Work instructions ▸
Reproduce all entries verbatim, with nothing added or dropped.

Data excerpts ▸
━━━━━━━━━━━━━━━━

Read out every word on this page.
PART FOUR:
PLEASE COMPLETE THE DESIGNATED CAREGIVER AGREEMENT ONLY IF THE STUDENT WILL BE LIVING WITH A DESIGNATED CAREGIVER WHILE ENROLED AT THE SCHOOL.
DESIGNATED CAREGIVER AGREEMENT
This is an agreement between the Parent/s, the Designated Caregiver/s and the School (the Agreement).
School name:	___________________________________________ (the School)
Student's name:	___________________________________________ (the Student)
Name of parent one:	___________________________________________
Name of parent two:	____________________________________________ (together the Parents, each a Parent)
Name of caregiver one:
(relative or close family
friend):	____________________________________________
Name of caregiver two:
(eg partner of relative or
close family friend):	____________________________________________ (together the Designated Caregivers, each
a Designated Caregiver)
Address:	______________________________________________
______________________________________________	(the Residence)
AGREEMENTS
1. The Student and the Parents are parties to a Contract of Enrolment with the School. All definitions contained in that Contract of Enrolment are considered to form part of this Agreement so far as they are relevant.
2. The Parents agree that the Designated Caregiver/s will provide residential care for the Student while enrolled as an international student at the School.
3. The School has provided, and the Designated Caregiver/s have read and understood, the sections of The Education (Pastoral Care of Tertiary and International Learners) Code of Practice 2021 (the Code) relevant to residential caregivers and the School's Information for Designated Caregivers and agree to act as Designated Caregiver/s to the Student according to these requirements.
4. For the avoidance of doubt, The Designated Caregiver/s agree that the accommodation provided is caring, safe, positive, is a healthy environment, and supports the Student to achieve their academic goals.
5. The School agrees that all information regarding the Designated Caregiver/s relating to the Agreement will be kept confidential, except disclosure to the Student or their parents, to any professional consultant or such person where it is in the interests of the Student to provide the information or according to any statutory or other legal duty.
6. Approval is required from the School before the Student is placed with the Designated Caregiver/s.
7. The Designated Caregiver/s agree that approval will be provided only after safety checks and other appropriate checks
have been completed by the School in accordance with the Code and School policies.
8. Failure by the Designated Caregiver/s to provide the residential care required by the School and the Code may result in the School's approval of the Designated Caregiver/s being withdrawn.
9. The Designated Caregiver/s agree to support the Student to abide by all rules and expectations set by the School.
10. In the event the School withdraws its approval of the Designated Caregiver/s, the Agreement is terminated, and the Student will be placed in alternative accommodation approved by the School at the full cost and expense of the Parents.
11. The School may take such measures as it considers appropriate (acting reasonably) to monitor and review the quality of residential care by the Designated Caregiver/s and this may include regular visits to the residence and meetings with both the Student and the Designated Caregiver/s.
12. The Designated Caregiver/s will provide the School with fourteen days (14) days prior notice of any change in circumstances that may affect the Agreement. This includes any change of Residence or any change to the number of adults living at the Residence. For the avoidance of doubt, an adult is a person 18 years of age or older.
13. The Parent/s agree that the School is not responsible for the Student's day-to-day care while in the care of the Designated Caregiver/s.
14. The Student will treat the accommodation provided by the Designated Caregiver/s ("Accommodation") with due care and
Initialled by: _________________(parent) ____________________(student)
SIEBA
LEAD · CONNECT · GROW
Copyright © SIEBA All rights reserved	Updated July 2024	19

━━━━━━━━━━━━━━━━

Solution to the exercise ▸
Read out every word on this page.
PART FOUR:
PLEASE COMPLETE THE DESIGNATED CAREGIVER AGREEMENT ONLY IF THE STUDENT WILL BE LIVING WITH A DESIGNATED CAREGIVER WHILE ENROLED AT THE SCHOOL.
DESIGNATED CAREGIVER AGREEMENT
This is an agreement between the Parent/s, the Designated Caregiver/s and the School (the Agreement).
School name:	___________________________________________ (the School)
Student's name:	___________________________________________ (the Student)
Name of parent one:	___________________________________________
Name of parent two:	____________________________________________ (together the Parents, each a Parent)
Name of caregiver one:
(relative or close family
friend):	____________________________________________
Name of caregiver two:
(eg partner of relative or
close family friend):	____________________________________________ (together the Designated Caregivers, each
a Designated Caregiver)
Address:	______________________________________________
______________________________________________	(the Residence)
AGREEMENTS
1. The Student and the Parents are parties to a Contract of Enrolment with the School. All definitions contained in that Contract of Enrolment are considered to form part of this Agreement so far as they are relevant.
2. The Parents agree that the Designated Caregiver/s will provide residential care for the Student while enrolled as an international student at the School.
3. The School has provided, and the Designated Caregiver/s have read and understood, the sections of The Education (Pastoral Care of Tertiary and International Learners) Code of Practice 2021 (the Code) relevant to residential caregivers and the School's Information for Designated Caregivers and agree to act as Designated Caregiver/s to the Student according to these requirements.
4. For the avoidance of doubt, The Designated Caregiver/s agree that the accommodation provided is caring, safe, positive, is a healthy environment, and supports the Student to achieve their academic goals.
5. The School agrees that all information regarding the Designated Caregiver/s relating to the Agreement will be kept confidential, except disclosure to the Student or their parents, to any professional consultant or such person where it is in the interests of the Student to provide the information or according to any statutory or other legal duty.
6. Approval is required from the School before the Student is placed with the Designated Caregiver/s.
7. The Designated Caregiver/s agree that approval will be provided only after safety checks and other appropriate checks
have been completed by the School in accordance with the Code and School policies.
8. Failure by the Designated Caregiver/s to provide the residential care required by the School and the Code may result in the School's approval of the Designated Caregiver/s being withdrawn.
9. The Designated Caregiver/s agree to support the Student to abide by all rules and expectations set by the School.
10. In the event the School withdraws its approval of the Designated Caregiver/s, the Agreement is terminated, and the Student will be placed in alternative accommodation approved by the School at the full cost and expense of the Parents.
11. The School may take such measures as it considers appropriate (acting reasonably) to monitor and review the quality of residential care by the Designated Caregiver/s and this may include regular visits to the residence and meetings with both the Student and the Designated Caregiver/s.
12. The Designated Caregiver/s will provide the School with fourteen days (14) days prior notice of any change in circumstances that may affect the Agreement. This includes any change of Residence or any change to the number of adults living at the Residence. For the avoidance of doubt, an adult is a person 18 years of age or older.
13. The Parent/s agree that the School is not responsible for the Student's day-to-day care while in the care of the Designated Caregiver/s.
14. The Student will treat the accommodation provided by the Designated Caregiver/s ("Accommodation") with due care and
Initialled by: _________________(parent) ____________________(student)
SIEBA
LEAD · CONNECT · GROW
Copyright © SIEBA All rights reserved	Updated July 2024	19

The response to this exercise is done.